> _Task to complete_
Pull every line holding the string "CABG" from the records below.

[Records from a dataset]
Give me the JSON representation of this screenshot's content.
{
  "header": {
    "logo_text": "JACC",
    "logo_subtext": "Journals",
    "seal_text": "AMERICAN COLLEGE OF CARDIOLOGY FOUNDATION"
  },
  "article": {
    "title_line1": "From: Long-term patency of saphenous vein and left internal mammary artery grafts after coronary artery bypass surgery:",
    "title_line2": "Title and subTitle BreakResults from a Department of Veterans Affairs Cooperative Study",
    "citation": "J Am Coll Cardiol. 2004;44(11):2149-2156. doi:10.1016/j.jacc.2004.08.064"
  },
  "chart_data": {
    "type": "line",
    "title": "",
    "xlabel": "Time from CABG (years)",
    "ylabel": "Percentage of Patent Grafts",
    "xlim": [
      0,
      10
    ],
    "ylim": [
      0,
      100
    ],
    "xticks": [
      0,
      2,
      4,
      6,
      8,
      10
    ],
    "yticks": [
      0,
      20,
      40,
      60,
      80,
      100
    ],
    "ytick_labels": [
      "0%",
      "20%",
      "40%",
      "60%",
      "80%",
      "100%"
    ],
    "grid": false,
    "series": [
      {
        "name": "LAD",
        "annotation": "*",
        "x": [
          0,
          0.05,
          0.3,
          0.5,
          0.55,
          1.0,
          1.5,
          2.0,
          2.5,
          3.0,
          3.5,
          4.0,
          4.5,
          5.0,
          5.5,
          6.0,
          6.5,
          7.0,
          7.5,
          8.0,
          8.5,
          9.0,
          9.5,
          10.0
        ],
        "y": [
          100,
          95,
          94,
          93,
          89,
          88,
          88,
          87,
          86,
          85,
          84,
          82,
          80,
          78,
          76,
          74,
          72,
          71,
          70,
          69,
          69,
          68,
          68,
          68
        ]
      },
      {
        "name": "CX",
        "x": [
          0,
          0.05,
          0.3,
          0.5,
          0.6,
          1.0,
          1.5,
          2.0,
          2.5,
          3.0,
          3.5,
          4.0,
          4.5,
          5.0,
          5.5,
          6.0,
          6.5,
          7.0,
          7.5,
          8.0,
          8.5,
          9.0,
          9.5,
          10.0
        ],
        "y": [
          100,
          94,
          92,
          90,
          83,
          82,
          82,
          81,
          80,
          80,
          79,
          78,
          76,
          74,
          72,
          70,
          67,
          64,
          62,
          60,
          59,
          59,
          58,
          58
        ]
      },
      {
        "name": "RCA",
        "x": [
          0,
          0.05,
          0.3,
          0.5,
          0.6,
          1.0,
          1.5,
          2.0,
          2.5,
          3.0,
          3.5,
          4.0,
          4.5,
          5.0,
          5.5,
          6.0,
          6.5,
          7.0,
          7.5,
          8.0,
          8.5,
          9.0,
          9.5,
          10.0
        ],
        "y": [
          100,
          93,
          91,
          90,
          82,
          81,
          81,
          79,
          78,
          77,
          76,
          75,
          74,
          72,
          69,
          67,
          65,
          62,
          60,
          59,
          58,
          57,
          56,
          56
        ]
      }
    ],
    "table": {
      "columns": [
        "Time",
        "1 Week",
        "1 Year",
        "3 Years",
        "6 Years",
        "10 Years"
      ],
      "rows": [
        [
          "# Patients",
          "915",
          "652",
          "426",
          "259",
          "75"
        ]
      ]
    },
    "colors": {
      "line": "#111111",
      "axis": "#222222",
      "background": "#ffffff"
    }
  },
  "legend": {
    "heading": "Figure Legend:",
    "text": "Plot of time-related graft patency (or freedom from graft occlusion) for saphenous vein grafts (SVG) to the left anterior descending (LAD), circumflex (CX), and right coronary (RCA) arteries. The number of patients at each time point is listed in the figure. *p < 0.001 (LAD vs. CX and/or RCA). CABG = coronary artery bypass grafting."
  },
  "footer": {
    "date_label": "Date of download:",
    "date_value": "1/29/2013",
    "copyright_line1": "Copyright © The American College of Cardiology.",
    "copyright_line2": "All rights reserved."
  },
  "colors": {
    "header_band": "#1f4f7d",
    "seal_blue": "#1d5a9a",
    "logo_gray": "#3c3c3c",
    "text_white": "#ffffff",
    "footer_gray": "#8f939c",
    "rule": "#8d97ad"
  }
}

> _Solution to this problem_
    "xlabel": "Time from CABG (years)",
    "text": "Plot of time-related graft patency (or freedom from graft occlusion) for saphenous vein grafts (SVG) to the left anterior descending (LAD), circumflex (CX), and right coronary (RCA) arteries. The number of patients at each time point is listed in the figure. *p < 0.001 (LAD vs. CX and/or RCA). CABG = coronary artery bypass grafting."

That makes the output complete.